**Aim of the exercise:** Take each line containing "NFTC" and report it exactly as written.

((

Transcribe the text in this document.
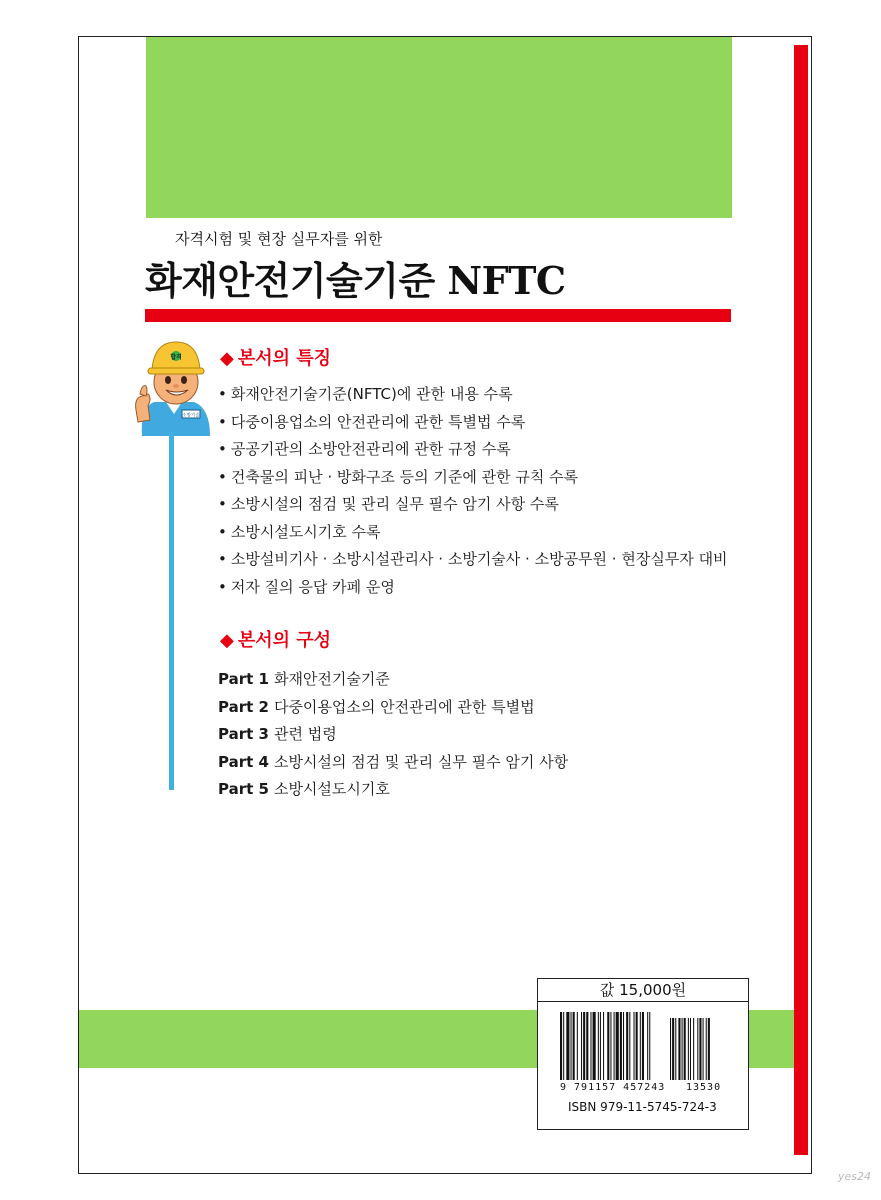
자격시험 및 현장 실무자를 위한
화재안전기술기준 NFTC
소방기술
합격 ◆ 본서의 특징
• 화재안전기술기준(NFTC)에 관한 내용 수록
• 다중이용업소의 안전관리에 관한 특별법 수록
• 공공기관의 소방안전관리에 관한 규정 수록
• 건축물의 피난 · 방화구조 등의 기준에 관한 규칙 수록
• 소방시설의 점검 및 관리 실무 필수 암기 사항 수록
• 소방시설도시기호 수록
• 소방설비기사 · 소방시설관리사 · 소방기술사 · 소방공무원 · 현장실무자 대비
• 저자 질의 응답 카페 운영
◆ 본서의 구성
Part 1 화재안전기술기준
Part 2 다중이용업소의 안전관리에 관한 특별법
Part 3 관련 법령
Part 4 소방시설의 점검 및 관리 실무 필수 암기 사항
Part 5 소방시설도시기호
값 15,000원
9 791157 457243 13530
ISBN 979-11-5745-724-3
yes24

))

**Response to this exercise:**
화재안전기술기준 NFTC
• 화재안전기술기준(NFTC)에 관한 내용 수록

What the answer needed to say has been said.